_WHAT THE TASK ASKS_
Records follow. Select each line holding "JSON".
::: DATA SHOWN
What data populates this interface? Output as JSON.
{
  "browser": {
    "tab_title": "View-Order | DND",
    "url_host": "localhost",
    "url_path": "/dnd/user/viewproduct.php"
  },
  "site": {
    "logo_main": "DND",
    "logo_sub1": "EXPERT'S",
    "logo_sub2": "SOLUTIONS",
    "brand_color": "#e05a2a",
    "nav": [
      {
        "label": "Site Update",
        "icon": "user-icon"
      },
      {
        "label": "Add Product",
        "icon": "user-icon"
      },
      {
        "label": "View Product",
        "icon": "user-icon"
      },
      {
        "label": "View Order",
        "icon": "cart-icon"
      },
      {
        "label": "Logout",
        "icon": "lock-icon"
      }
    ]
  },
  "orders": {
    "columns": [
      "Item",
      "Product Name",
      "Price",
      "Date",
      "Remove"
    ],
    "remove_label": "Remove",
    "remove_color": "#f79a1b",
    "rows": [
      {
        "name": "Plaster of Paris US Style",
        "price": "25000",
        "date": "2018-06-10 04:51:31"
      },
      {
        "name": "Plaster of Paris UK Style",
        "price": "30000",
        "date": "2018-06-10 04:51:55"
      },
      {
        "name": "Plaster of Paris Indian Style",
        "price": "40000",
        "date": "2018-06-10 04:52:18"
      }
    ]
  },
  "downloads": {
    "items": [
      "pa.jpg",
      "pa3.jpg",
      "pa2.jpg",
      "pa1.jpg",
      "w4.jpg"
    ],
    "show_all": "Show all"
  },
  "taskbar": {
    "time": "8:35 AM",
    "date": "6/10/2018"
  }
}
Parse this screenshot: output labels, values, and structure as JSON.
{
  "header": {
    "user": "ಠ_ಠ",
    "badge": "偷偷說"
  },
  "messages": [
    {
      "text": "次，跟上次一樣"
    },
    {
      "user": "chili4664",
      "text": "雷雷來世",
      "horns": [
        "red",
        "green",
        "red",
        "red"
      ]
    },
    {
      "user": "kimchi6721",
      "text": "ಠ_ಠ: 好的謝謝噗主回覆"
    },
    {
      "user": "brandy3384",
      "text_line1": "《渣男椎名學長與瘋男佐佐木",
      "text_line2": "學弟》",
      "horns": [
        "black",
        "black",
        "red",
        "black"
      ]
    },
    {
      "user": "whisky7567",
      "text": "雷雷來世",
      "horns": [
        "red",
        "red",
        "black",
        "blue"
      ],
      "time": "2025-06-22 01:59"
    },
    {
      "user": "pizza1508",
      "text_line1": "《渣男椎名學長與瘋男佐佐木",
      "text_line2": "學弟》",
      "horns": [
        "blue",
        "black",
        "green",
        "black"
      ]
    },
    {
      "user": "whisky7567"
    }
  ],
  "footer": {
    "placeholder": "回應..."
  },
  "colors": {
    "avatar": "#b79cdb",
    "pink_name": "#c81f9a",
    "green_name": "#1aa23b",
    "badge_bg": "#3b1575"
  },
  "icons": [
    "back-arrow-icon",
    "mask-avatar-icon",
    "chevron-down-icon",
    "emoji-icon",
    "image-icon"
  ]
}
::::::
_RESULT FOR THIS EXERCISE_
What data populates this interface? Output as JSON.
Parse this screenshot: output labels, values, and structure as JSON.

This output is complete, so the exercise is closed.